Consigne A » D'après l'extrait, combien de temps s'est écoulé depuis le lancement des travaux de programmation ?
Consigne B » Recopiez le passage de l'extrait qui débute aux mots « Dans ce monde » et se termine après « forte et rapide. ».
Consigne C » Résumez l'extrait en trois phrases.

Extrait »
═══
En bref, le monde dans lequel nous évoluons est imprévisible, plus instable, plus violent. Les conflits ont définitivement changé de visage : ils sont plus déséquilibrés, plus numériques et plus durs. La menace terroriste ne perd rien de son intensité, malgré la défaite de Daech sur le terrain. Les grandes puissances continuent de s'armer et d'affirmer leur autorité par tous les moyens. Les attaques cyber sont de plus en plus nombreuses, plus vastes et plus difficiles à parer.

Dans ce monde et face à ces guerres nouvelles, la France doit tenir son rang. Elle doit faire entendre sa voix. Elle doit être en mesure d'intervenir partout où ses intérêts sont menacés, partout où la stabilité internationale est en jeu. Il fallait une réaction forte et rapide.

Ce projet de loi de programmation militaire a été élaboré dans un délai exceptionnellement court, puisque six mois seulement se sont écoulés depuis le lancement des travaux de programmation et trois mois à peine depuis le dépôt des conclusions de la revue stratégique.
═══
Données affichées »

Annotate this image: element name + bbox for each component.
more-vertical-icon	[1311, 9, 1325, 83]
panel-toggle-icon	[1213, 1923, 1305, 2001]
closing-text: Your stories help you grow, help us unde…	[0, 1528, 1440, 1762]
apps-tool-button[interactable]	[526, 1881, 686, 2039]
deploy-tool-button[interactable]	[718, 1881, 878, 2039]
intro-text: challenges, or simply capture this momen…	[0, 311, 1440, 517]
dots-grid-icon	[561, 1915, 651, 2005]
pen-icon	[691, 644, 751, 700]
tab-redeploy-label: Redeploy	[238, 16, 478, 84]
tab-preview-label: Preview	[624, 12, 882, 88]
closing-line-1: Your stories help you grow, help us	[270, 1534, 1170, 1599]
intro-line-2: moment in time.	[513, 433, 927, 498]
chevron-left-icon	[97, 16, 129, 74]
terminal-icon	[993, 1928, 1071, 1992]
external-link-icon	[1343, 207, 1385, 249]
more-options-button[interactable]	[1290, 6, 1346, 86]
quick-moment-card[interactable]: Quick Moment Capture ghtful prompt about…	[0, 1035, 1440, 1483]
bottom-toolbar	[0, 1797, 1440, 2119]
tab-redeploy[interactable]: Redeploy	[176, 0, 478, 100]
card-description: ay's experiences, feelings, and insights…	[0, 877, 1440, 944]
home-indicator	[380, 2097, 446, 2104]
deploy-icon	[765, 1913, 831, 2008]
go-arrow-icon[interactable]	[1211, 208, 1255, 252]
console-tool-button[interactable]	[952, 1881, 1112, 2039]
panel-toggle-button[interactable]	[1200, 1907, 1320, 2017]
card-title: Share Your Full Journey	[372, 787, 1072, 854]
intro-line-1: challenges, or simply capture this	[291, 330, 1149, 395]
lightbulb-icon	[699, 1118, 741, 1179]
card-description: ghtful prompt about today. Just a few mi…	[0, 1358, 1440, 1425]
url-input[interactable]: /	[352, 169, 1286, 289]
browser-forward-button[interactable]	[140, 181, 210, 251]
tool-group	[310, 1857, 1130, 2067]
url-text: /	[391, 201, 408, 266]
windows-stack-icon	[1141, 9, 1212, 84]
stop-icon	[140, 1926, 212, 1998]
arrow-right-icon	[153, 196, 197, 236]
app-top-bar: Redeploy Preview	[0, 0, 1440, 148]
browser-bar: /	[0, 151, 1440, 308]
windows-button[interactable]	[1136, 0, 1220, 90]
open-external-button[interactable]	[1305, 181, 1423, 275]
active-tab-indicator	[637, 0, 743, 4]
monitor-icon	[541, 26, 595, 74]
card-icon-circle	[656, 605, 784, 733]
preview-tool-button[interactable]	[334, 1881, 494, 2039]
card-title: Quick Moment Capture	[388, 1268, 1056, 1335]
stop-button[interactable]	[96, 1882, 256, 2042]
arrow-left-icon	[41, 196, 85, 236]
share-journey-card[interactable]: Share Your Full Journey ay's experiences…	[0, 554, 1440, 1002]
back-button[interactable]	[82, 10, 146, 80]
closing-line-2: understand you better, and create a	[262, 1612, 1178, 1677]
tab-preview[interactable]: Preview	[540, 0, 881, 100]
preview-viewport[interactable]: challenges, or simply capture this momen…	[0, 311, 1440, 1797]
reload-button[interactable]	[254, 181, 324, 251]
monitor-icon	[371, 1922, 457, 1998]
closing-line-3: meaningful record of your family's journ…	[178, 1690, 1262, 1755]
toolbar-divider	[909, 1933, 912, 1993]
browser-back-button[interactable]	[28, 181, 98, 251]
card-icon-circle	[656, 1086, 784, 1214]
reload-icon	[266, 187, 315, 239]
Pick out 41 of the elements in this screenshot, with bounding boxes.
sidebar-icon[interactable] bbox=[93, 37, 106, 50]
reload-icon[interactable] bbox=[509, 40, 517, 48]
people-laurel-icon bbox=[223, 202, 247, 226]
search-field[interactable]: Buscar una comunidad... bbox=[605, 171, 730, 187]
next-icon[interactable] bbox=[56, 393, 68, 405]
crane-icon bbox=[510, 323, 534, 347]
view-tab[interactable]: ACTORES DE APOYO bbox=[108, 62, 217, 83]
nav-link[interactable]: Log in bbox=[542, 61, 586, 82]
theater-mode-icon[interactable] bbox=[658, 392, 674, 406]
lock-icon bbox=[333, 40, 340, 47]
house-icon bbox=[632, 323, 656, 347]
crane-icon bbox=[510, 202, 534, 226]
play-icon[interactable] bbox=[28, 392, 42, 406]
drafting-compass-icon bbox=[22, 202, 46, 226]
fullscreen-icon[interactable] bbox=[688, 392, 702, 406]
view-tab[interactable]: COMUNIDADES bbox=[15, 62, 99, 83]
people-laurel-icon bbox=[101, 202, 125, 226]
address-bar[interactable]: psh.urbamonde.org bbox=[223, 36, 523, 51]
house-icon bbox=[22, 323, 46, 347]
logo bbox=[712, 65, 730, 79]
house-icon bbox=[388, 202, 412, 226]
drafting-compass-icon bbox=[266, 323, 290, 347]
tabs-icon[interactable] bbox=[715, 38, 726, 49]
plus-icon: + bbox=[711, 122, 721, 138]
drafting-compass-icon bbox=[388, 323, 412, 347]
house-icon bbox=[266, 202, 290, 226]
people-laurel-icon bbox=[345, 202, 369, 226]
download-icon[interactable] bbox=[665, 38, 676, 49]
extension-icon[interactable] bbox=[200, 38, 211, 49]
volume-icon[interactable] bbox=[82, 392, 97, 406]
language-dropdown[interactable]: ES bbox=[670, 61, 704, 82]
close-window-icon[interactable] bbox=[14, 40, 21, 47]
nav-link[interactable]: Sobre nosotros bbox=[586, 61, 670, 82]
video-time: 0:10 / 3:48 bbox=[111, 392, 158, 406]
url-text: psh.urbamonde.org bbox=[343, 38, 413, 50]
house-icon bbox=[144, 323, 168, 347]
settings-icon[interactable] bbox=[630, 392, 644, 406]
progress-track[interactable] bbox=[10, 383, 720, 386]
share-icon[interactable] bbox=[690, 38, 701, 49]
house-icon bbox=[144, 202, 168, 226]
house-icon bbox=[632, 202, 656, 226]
═══
Réponse A » Six mois seulement.

Réponse B »
Dans ce monde et face à ces guerres nouvelles, la France doit tenir son rang. Elle doit faire entendre sa voix. Elle doit être en mesure d'intervenir partout où ses intérêts sont menacés, partout où la stabilité internationale est en jeu. Il fallait une réaction forte et rapide.

Réponse C » Le monde est devenu plus imprévisible, plus instable et plus violent, avec des conflits plus déséquilibrés, plus numériques et plus durs, une menace terroriste toujours intense, des grandes puissances qui s'arment et des attaques cyber de plus en plus nombreuses. Face à ces guerres nouvelles, la France doit tenir son rang et pouvoir intervenir partout où ses intérêts ou la stabilité internationale sont menacés. Le projet de loi de programmation militaire a été élaboré dans un délai exceptionnellement court.